→ **Your task**:
Under this task are some entries; return every one of them exactly.

Data records:
......

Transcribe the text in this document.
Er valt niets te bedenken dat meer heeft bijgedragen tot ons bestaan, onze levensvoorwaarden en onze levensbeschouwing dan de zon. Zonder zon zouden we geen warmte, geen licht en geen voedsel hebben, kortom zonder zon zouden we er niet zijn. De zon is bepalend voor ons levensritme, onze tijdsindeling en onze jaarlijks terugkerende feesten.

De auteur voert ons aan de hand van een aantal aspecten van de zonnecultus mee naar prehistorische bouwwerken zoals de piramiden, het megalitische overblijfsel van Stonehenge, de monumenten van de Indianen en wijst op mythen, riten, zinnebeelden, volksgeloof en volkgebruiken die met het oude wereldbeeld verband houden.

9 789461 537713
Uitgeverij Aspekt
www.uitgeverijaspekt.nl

......

→ **Correct answer**:
Transcribe the text in this document.
Er valt niets te bedenken dat meer heeft bijgedragen tot ons bestaan, onze levensvoorwaarden en onze levensbeschouwing dan de zon. Zonder zon zouden we geen warmte, geen licht en geen voedsel hebben, kortom zonder zon zouden we er niet zijn. De zon is bepalend voor ons levensritme, onze tijdsindeling en onze jaarlijks terugkerende feesten.

De auteur voert ons aan de hand van een aantal aspecten van de zonnecultus mee naar prehistorische bouwwerken zoals de piramiden, het megalitische overblijfsel van Stonehenge, de monumenten van de Indianen en wijst op mythen, riten, zinnebeelden, volksgeloof en volkgebruiken die met het oude wereldbeeld verband houden.

9 789461 537713
Uitgeverij Aspekt
www.uitgeverijaspekt.nl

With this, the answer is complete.